<<<<

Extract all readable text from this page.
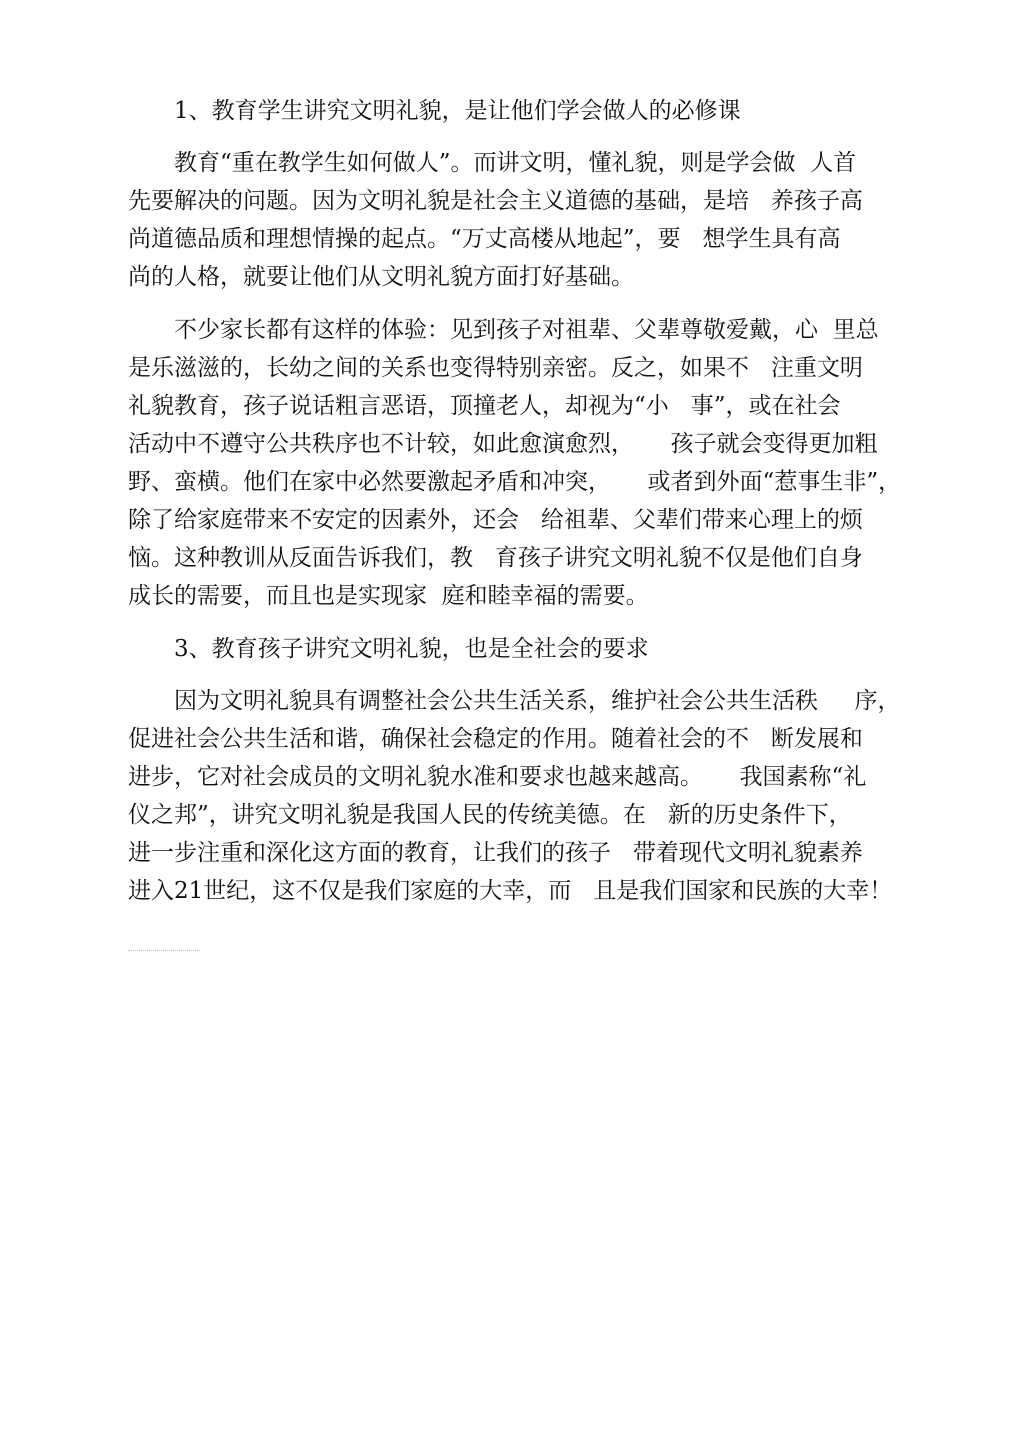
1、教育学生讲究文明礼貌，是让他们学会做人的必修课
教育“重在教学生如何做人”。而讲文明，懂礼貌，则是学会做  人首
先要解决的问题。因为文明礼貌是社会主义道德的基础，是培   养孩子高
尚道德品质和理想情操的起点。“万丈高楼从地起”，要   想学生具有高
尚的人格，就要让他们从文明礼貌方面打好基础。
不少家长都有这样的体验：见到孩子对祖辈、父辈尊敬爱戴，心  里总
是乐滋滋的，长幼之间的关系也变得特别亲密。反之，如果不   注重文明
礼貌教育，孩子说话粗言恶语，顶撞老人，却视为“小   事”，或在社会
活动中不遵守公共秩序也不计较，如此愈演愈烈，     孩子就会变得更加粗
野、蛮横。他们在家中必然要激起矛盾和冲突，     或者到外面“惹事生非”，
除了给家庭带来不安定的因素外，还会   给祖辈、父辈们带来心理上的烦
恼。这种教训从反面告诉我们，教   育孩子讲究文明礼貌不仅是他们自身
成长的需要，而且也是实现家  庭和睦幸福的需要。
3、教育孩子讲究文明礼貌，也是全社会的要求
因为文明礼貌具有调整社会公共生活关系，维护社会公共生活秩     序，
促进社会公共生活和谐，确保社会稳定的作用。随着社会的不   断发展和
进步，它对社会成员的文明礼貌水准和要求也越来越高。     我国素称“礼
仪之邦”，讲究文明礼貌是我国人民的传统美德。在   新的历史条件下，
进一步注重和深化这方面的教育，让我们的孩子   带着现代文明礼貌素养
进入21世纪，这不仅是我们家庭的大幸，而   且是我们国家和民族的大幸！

>>>>

* WHAT TO WORK ON: Take the records above and transcribe them exactly, dropping every picture.

* RESPONSE TO THE TASK:
Extract all readable text from this page.
1、教育学生讲究文明礼貌，是让他们学会做人的必修课
教育“重在教学生如何做人”。而讲文明，懂礼貌，则是学会做  人首
先要解决的问题。因为文明礼貌是社会主义道德的基础，是培   养孩子高
尚道德品质和理想情操的起点。“万丈高楼从地起”，要   想学生具有高
尚的人格，就要让他们从文明礼貌方面打好基础。
不少家长都有这样的体验：见到孩子对祖辈、父辈尊敬爱戴，心  里总
是乐滋滋的，长幼之间的关系也变得特别亲密。反之，如果不   注重文明
礼貌教育，孩子说话粗言恶语，顶撞老人，却视为“小   事”，或在社会
活动中不遵守公共秩序也不计较，如此愈演愈烈，     孩子就会变得更加粗
野、蛮横。他们在家中必然要激起矛盾和冲突，     或者到外面“惹事生非”，
除了给家庭带来不安定的因素外，还会   给祖辈、父辈们带来心理上的烦
恼。这种教训从反面告诉我们，教   育孩子讲究文明礼貌不仅是他们自身
成长的需要，而且也是实现家  庭和睦幸福的需要。
3、教育孩子讲究文明礼貌，也是全社会的要求
因为文明礼貌具有调整社会公共生活关系，维护社会公共生活秩     序，
促进社会公共生活和谐，确保社会稳定的作用。随着社会的不   断发展和
进步，它对社会成员的文明礼貌水准和要求也越来越高。     我国素称“礼
仪之邦”，讲究文明礼貌是我国人民的传统美德。在   新的历史条件下，
进一步注重和深化这方面的教育，让我们的孩子   带着现代文明礼貌素养
进入21世纪，这不仅是我们家庭的大幸，而   且是我们国家和民族的大幸！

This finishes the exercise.